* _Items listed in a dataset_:
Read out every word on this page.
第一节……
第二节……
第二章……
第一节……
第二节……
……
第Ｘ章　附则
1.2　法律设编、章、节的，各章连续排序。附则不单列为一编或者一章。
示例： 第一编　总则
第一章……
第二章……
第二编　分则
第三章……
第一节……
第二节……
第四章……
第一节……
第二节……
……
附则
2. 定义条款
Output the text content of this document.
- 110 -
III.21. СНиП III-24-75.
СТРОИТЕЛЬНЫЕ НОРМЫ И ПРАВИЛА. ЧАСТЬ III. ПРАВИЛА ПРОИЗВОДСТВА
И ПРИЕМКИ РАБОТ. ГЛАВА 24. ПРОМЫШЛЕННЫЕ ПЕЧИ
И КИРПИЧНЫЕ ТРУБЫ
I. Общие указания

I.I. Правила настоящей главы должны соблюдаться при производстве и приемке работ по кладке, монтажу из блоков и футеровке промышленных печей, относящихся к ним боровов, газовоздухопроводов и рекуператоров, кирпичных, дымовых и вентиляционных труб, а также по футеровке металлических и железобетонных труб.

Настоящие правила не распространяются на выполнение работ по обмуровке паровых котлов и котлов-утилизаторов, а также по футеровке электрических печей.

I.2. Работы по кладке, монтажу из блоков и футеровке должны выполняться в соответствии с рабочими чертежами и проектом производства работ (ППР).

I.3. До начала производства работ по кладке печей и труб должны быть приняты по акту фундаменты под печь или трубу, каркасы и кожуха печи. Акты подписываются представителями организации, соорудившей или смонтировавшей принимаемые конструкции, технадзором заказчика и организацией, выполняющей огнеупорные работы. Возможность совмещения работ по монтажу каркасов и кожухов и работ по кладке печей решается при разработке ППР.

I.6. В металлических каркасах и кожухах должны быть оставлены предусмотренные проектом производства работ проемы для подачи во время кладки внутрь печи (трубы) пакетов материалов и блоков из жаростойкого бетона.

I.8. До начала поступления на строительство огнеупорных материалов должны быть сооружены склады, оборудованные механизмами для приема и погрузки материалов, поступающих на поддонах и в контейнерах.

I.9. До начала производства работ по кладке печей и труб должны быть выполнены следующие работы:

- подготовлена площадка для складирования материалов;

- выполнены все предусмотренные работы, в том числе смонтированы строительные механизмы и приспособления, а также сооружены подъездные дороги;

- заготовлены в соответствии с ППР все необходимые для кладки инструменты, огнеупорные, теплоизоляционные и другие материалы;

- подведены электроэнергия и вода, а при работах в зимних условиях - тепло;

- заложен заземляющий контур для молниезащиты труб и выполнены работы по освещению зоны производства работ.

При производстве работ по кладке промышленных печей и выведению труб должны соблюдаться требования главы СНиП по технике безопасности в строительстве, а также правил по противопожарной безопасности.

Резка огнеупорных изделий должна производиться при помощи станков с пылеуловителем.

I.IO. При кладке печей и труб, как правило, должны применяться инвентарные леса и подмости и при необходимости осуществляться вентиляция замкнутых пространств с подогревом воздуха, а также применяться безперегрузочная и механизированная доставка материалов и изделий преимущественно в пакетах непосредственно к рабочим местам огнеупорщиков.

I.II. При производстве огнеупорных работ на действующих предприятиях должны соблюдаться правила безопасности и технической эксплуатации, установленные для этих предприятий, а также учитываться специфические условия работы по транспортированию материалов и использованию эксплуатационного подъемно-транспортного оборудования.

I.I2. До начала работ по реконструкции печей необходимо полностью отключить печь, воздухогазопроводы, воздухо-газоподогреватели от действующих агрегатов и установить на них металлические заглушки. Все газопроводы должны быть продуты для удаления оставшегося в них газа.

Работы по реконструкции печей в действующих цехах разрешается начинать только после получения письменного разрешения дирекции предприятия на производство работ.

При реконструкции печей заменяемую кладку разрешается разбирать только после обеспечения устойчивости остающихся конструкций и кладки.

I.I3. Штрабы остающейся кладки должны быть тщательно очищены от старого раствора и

* _TASK TO COMPLETE_: Set down the entries verbatim, leaving none out.

* _FULL OUTPUT_:
Read out every word on this page.
第一节……
第二节……
第二章……
第一节……
第二节……
……
第Ｘ章　附则
1.2　法律设编、章、节的，各章连续排序。附则不单列为一编或者一章。
示例： 第一编　总则
第一章……
第二章……
第二编　分则
第三章……
第一节……
第二节……
第四章……
第一节……
第二节……
……
附则
2. 定义条款
Output the text content of this document.
- 110 -
III.21. СНиП III-24-75.
СТРОИТЕЛЬНЫЕ НОРМЫ И ПРАВИЛА. ЧАСТЬ III. ПРАВИЛА ПРОИЗВОДСТВА
И ПРИЕМКИ РАБОТ. ГЛАВА 24. ПРОМЫШЛЕННЫЕ ПЕЧИ
И КИРПИЧНЫЕ ТРУБЫ
I. Общие указания

I.I. Правила настоящей главы должны соблюдаться при производстве и приемке работ по кладке, монтажу из блоков и футеровке промышленных печей, относящихся к ним боровов, газовоздухопроводов и рекуператоров, кирпичных, дымовых и вентиляционных труб, а также по футеровке металлических и железобетонных труб.

Настоящие правила не распространяются на выполнение работ по обмуровке паровых котлов и котлов-утилизаторов, а также по футеровке электрических печей.

I.2. Работы по кладке, монтажу из блоков и футеровке должны выполняться в соответствии с рабочими чертежами и проектом производства работ (ППР).

I.3. До начала производства работ по кладке печей и труб должны быть приняты по акту фундаменты под печь или трубу, каркасы и кожуха печи. Акты подписываются представителями организации, соорудившей или смонтировавшей принимаемые конструкции, технадзором заказчика и организацией, выполняющей огнеупорные работы. Возможность совмещения работ по монтажу каркасов и кожухов и работ по кладке печей решается при разработке ППР.

I.6. В металлических каркасах и кожухах должны быть оставлены предусмотренные проектом производства работ проемы для подачи во время кладки внутрь печи (трубы) пакетов материалов и блоков из жаростойкого бетона.

I.8. До начала поступления на строительство огнеупорных материалов должны быть сооружены склады, оборудованные механизмами для приема и погрузки материалов, поступающих на поддонах и в контейнерах.

I.9. До начала производства работ по кладке печей и труб должны быть выполнены следующие работы:

- подготовлена площадка для складирования материалов;

- выполнены все предусмотренные работы, в том числе смонтированы строительные механизмы и приспособления, а также сооружены подъездные дороги;

- заготовлены в соответствии с ППР все необходимые для кладки инструменты, огнеупорные, теплоизоляционные и другие материалы;

- подведены электроэнергия и вода, а при работах в зимних условиях - тепло;

- заложен заземляющий контур для молниезащиты труб и выполнены работы по освещению зоны производства работ.

При производстве работ по кладке промышленных печей и выведению труб должны соблюдаться требования главы СНиП по технике безопасности в строительстве, а также правил по противопожарной безопасности.

Резка огнеупорных изделий должна производиться при помощи станков с пылеуловителем.

I.IO. При кладке печей и труб, как правило, должны применяться инвентарные леса и подмости и при необходимости осуществляться вентиляция замкнутых пространств с подогревом воздуха, а также применяться безперегрузочная и механизированная доставка материалов и изделий преимущественно в пакетах непосредственно к рабочим местам огнеупорщиков.

I.II. При производстве огнеупорных работ на действующих предприятиях должны соблюдаться правила безопасности и технической эксплуатации, установленные для этих предприятий, а также учитываться специфические условия работы по транспортированию материалов и использованию эксплуатационного подъемно-транспортного оборудования.

I.I2. До начала работ по реконструкции печей необходимо полностью отключить печь, воздухогазопроводы, воздухо-газоподогреватели от действующих агрегатов и установить на них металлические заглушки. Все газопроводы должны быть продуты для удаления оставшегося в них газа.

Работы по реконструкции печей в действующих цехах разрешается начинать только после получения письменного разрешения дирекции предприятия на производство работ.

При реконструкции печей заменяемую кладку разрешается разбирать только после обеспечения устойчивости остающихся конструкций и кладки.

I.I3. Штрабы остающейся кладки должны быть тщательно очищены от старого раствора и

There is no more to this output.